# What to produce:
Work out how many lines of the listing hold "screenshot", then state only that count.

** start **

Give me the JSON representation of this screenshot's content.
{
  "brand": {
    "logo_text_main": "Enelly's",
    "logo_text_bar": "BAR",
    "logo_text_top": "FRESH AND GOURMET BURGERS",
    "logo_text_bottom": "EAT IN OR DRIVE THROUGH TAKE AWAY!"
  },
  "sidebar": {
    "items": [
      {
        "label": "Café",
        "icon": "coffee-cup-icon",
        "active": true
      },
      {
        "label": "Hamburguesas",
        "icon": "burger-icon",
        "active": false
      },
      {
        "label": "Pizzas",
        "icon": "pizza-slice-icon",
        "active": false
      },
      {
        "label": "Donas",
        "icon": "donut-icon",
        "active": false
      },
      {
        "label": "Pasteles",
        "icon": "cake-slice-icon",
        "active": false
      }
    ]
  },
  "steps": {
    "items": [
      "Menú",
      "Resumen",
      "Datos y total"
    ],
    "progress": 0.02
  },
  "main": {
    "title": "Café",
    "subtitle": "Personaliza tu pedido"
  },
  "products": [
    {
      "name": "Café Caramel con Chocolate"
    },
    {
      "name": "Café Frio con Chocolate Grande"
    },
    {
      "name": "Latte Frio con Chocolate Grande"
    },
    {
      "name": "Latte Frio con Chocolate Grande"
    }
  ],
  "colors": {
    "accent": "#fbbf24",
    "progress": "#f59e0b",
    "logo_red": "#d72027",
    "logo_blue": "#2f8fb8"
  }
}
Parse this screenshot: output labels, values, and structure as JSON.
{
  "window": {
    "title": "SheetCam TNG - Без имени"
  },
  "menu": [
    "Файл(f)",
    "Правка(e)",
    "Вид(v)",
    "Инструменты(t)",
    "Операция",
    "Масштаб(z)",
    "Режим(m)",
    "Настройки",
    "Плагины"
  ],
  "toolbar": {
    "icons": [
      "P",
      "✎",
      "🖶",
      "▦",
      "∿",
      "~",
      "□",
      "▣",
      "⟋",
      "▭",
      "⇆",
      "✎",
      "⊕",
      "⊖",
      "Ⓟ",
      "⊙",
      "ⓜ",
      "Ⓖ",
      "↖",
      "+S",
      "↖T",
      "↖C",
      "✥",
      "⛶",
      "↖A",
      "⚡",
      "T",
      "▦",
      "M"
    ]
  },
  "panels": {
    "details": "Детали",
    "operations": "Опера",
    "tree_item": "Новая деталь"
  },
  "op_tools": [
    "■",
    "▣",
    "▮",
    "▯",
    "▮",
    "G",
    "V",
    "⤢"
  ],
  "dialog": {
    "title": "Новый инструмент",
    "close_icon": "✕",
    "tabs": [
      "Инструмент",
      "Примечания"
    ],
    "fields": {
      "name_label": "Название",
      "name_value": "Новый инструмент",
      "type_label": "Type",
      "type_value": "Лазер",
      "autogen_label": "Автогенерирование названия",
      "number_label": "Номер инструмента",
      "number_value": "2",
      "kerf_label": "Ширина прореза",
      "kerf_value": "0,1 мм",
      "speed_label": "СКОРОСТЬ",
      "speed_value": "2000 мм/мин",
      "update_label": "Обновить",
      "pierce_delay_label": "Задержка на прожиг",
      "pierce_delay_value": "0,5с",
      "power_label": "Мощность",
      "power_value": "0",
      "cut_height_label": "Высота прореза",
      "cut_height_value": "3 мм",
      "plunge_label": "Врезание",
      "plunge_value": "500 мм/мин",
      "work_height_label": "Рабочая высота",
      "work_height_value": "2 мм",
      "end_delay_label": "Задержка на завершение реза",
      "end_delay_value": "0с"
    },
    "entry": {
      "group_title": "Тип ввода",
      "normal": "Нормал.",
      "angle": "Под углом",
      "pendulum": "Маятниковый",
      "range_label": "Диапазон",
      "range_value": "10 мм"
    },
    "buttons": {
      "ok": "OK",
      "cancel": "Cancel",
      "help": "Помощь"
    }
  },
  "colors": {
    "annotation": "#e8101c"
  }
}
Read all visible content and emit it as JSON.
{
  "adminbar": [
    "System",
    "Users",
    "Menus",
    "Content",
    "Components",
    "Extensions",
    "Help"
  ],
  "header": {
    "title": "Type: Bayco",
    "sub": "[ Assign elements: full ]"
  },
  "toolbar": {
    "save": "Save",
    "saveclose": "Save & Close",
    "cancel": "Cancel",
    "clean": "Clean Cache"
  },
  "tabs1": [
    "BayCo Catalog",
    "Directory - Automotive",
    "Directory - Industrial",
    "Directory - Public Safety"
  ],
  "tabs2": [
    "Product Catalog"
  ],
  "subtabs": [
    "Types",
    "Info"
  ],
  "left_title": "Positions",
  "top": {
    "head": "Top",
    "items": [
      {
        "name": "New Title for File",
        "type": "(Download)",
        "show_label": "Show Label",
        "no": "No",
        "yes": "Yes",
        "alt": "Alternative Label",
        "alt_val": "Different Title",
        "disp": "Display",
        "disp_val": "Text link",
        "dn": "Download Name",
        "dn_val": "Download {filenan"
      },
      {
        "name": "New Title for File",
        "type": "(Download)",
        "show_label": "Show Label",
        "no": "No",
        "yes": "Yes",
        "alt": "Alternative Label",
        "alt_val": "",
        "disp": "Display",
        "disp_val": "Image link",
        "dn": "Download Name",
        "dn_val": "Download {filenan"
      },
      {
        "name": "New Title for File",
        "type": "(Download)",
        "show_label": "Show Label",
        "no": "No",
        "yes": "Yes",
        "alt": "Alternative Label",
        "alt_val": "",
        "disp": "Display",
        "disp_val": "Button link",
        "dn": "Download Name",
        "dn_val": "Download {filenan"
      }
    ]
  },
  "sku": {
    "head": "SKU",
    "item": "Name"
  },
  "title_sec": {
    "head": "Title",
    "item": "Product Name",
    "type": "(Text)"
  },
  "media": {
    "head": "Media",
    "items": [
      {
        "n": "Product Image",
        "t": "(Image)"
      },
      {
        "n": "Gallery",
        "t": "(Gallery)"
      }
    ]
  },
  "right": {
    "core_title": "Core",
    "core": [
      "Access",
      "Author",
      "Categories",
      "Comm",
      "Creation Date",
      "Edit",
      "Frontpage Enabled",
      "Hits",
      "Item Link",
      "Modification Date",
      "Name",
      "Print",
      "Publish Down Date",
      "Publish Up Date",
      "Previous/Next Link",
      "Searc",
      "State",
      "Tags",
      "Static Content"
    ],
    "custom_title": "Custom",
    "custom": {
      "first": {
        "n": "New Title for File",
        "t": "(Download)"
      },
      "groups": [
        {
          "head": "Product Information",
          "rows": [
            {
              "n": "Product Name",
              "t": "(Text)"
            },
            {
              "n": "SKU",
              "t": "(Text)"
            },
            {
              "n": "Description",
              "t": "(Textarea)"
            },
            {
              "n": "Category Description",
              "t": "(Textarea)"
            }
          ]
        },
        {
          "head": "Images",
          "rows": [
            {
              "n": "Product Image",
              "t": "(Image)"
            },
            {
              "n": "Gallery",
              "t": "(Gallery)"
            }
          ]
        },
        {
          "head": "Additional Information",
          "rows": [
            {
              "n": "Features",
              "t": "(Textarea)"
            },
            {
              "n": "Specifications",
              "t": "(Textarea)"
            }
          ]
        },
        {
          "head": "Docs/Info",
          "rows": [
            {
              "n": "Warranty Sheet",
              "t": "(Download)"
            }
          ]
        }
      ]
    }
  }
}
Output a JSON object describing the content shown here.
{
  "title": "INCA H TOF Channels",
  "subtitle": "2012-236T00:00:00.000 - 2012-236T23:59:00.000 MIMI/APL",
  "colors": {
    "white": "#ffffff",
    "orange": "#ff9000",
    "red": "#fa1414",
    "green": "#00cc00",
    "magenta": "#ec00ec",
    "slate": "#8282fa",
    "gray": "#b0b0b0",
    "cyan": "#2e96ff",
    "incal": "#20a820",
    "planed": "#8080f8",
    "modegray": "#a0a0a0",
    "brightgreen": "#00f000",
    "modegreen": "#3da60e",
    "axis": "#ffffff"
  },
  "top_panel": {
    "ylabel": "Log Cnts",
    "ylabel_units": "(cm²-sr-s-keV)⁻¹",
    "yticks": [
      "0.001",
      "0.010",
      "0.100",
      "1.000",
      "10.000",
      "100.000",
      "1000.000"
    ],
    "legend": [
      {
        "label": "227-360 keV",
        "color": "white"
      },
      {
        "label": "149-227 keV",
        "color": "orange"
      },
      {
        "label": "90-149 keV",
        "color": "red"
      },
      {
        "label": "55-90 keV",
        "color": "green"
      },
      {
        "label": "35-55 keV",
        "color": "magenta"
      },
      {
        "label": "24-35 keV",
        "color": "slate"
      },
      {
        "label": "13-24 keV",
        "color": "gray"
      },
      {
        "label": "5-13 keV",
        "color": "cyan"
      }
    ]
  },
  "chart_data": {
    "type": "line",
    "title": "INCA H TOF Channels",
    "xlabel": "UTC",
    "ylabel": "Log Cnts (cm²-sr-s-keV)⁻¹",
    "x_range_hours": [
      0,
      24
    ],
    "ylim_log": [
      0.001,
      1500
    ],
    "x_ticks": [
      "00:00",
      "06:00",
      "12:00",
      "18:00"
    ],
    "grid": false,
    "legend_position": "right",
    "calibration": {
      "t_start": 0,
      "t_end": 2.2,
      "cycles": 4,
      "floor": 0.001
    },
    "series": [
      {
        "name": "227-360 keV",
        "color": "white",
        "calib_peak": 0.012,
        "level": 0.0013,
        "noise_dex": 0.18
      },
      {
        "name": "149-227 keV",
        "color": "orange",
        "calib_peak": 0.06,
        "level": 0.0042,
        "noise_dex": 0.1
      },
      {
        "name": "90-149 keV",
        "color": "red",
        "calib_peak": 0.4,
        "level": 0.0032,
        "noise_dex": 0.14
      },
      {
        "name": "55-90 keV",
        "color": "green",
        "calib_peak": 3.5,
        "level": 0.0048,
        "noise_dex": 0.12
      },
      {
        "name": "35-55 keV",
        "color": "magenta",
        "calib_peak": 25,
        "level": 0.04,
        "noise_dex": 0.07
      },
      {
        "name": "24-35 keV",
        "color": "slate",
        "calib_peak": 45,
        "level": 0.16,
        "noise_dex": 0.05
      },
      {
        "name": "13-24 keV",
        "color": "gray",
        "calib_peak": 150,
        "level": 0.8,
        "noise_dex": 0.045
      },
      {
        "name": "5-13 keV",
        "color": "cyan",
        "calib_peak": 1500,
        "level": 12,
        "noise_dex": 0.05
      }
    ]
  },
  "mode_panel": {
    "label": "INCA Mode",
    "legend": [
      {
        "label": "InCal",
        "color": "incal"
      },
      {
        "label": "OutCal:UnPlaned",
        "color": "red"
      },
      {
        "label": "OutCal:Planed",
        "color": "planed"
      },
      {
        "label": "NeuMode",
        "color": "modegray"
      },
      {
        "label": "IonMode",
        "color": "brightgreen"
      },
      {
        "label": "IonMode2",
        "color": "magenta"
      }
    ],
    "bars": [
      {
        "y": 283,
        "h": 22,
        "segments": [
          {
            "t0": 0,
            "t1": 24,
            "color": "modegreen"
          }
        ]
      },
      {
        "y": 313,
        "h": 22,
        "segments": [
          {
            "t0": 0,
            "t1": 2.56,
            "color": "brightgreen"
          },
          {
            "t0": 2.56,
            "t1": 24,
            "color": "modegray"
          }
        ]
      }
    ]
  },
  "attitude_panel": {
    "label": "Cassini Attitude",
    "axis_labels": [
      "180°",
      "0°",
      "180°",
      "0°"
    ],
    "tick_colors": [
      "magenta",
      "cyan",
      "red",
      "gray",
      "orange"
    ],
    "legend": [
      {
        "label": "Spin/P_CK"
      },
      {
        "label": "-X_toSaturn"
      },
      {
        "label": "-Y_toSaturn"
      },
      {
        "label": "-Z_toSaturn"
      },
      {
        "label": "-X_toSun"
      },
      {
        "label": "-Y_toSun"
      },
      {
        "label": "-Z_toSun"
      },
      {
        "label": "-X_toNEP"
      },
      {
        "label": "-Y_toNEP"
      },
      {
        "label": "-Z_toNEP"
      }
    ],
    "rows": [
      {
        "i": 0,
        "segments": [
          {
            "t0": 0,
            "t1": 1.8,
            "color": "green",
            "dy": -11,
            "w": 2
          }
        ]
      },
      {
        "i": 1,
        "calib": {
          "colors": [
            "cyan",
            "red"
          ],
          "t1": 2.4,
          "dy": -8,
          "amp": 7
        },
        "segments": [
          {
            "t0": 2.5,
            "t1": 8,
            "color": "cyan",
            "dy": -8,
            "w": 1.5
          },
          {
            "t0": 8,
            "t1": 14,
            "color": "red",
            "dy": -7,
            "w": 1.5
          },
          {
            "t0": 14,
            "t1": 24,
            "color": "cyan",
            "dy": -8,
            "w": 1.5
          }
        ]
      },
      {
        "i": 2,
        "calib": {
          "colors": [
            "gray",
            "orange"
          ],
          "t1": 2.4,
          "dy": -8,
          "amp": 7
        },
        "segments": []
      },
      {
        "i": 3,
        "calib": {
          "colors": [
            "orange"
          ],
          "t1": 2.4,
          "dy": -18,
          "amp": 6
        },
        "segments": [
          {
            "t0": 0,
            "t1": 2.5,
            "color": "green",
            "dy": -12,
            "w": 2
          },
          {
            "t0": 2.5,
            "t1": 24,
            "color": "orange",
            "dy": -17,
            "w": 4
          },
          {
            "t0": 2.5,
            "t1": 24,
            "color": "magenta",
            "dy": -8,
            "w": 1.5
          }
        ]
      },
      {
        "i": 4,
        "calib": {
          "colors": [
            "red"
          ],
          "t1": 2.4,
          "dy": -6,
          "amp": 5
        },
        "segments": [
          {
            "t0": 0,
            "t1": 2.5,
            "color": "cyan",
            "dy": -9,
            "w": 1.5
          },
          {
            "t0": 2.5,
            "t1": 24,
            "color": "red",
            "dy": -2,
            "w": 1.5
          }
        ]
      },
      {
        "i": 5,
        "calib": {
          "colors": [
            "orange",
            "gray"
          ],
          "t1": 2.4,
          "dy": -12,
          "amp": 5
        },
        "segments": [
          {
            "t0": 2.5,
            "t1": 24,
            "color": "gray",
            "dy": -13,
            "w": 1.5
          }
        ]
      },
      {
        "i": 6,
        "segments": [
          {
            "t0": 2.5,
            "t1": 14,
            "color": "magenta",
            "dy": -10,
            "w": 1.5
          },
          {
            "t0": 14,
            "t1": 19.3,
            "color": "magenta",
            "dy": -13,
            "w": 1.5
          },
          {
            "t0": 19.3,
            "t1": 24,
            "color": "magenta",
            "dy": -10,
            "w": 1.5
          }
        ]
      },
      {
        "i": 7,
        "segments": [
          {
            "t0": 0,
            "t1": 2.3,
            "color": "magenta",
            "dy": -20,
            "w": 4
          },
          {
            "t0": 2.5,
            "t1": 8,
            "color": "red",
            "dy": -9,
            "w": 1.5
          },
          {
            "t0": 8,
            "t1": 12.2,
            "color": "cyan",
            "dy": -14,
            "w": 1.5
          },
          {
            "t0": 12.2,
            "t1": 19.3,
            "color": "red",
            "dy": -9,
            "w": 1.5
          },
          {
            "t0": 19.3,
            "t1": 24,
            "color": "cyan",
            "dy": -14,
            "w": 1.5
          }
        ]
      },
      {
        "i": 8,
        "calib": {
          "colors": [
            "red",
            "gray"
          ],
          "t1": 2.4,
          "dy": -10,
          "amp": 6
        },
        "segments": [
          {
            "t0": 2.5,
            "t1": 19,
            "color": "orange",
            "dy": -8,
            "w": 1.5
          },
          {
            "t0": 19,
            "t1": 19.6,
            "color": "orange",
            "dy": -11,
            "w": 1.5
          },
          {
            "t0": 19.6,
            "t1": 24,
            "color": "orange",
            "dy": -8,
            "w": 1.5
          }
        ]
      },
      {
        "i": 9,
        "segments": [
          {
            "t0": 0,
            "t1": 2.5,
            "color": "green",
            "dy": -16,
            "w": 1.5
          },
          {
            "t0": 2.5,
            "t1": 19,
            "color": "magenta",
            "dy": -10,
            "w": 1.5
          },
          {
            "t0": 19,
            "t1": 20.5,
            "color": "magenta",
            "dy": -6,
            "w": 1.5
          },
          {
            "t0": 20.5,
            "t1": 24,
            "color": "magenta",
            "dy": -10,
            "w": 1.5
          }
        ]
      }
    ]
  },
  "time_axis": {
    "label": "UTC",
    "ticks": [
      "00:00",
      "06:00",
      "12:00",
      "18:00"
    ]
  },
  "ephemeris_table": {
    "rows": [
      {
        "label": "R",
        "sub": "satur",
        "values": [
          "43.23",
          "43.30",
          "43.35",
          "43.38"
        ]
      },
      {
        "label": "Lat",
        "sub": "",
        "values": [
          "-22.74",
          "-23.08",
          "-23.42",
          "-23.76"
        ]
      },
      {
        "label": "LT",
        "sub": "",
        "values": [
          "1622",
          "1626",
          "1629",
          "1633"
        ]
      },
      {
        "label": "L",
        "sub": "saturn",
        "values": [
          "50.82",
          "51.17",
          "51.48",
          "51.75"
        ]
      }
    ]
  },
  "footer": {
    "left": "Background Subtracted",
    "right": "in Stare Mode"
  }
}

** end **

# Result below:
2